▶ [What you should do]
Look below. Copy each line that has "Publicus" in it.

[Stored data entries]
◆ ◆ ◆ ◆ ◆ ◆ ◆

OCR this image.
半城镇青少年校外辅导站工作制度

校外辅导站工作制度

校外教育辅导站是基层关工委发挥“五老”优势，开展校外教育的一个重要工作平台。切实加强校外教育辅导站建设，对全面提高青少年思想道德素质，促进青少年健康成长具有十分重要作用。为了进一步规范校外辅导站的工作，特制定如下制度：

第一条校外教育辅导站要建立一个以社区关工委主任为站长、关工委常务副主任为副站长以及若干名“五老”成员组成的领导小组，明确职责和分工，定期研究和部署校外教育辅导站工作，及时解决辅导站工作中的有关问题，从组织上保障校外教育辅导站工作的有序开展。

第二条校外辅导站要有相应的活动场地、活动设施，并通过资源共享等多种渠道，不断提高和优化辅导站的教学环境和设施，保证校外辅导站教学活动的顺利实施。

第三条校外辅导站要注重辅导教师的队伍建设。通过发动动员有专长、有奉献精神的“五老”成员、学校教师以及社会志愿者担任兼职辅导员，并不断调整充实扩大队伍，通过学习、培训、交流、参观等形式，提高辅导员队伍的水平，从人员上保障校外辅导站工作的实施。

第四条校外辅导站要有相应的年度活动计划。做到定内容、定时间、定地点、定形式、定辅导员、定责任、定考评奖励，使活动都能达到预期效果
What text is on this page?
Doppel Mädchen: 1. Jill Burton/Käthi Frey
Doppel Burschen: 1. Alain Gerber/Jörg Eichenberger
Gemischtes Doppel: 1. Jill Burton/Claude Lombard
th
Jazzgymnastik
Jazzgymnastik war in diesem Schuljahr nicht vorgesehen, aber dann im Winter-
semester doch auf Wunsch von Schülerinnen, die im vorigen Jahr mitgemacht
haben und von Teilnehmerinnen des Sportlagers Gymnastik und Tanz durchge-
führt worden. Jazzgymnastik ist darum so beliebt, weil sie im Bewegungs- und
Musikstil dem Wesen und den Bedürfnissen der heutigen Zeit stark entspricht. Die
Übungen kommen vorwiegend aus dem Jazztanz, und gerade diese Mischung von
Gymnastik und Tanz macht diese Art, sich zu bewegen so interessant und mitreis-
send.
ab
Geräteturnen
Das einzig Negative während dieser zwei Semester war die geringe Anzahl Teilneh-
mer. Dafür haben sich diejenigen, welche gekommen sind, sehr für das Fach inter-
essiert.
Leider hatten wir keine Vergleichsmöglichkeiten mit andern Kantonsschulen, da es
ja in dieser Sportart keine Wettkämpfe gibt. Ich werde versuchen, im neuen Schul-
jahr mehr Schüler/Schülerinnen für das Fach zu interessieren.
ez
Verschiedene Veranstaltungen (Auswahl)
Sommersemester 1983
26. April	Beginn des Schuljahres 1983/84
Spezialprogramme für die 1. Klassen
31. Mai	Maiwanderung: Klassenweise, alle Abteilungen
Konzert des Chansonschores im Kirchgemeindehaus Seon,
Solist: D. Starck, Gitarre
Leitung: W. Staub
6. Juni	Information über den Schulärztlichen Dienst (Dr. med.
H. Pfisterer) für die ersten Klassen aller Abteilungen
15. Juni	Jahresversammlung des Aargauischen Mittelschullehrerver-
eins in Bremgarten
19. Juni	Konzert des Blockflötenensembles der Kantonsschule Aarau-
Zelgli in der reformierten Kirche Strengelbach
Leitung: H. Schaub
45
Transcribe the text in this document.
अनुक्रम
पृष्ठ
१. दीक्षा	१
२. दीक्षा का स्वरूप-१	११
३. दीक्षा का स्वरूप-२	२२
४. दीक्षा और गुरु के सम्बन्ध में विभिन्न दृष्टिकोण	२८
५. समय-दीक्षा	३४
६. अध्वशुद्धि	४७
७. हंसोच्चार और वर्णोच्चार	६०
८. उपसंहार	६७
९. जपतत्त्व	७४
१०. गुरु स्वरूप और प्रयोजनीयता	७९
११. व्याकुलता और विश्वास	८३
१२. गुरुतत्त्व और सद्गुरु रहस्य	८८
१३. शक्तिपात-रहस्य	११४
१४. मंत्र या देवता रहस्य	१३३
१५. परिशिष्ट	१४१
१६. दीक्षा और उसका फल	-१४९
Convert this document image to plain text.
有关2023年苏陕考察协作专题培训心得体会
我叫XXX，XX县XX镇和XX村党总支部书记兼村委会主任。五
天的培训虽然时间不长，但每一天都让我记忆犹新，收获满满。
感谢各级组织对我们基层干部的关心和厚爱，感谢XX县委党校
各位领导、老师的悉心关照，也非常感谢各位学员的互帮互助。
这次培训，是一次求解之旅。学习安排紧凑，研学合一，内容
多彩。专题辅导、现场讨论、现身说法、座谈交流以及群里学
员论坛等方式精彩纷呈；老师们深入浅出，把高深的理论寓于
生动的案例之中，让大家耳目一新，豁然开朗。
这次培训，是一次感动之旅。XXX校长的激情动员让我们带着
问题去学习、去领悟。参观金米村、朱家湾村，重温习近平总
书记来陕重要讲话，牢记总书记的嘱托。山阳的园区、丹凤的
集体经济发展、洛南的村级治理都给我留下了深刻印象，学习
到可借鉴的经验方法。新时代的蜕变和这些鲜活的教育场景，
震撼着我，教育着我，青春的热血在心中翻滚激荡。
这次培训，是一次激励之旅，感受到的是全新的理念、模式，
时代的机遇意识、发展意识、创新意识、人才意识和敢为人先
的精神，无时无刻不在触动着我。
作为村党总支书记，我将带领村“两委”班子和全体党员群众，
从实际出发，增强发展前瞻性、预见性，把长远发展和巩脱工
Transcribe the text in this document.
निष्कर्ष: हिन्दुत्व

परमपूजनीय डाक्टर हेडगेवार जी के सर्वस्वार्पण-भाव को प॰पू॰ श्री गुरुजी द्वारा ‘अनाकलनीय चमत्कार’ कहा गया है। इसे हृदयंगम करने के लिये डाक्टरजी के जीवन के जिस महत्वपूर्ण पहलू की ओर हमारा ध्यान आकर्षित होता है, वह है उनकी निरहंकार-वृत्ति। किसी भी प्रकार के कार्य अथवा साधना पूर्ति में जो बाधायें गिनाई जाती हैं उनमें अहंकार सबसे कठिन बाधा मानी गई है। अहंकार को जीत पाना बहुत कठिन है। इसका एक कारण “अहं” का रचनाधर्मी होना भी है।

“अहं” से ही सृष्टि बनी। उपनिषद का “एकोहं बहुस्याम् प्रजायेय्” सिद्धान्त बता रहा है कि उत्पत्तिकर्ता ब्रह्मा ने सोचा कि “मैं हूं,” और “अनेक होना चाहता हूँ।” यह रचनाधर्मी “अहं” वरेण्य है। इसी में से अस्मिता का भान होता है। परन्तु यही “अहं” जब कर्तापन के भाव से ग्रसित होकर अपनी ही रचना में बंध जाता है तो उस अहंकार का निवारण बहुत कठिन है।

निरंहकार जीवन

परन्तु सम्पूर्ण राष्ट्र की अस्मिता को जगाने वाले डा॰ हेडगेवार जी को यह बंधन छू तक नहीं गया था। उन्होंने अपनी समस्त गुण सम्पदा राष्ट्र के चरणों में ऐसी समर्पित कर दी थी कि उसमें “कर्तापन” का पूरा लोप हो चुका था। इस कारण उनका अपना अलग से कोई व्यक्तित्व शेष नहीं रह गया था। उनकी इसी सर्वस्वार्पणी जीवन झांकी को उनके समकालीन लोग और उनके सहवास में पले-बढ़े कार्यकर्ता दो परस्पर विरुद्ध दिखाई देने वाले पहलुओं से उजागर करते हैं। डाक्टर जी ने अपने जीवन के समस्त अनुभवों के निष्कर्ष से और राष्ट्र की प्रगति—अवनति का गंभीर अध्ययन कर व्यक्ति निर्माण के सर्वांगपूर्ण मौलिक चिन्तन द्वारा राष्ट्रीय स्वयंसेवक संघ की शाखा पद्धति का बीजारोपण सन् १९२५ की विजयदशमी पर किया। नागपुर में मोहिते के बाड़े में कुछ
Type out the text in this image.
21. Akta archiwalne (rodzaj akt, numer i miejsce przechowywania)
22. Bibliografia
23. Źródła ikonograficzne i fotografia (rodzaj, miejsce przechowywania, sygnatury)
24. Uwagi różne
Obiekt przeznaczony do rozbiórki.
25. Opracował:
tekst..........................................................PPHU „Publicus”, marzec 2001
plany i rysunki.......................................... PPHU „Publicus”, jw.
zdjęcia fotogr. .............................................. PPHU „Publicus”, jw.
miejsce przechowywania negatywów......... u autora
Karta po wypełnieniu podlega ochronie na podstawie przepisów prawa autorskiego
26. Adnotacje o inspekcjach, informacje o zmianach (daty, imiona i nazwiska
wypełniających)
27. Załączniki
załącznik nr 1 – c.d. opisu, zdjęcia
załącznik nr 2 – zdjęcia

◆ ◆ ◆ ◆ ◆ ◆ ◆

▶ [Completed exercise]
tekst..........................................................PPHU „Publicus”, marzec 2001
plany i rysunki.......................................... PPHU „Publicus”, jw.
zdjęcia fotogr. .............................................. PPHU „Publicus”, jw.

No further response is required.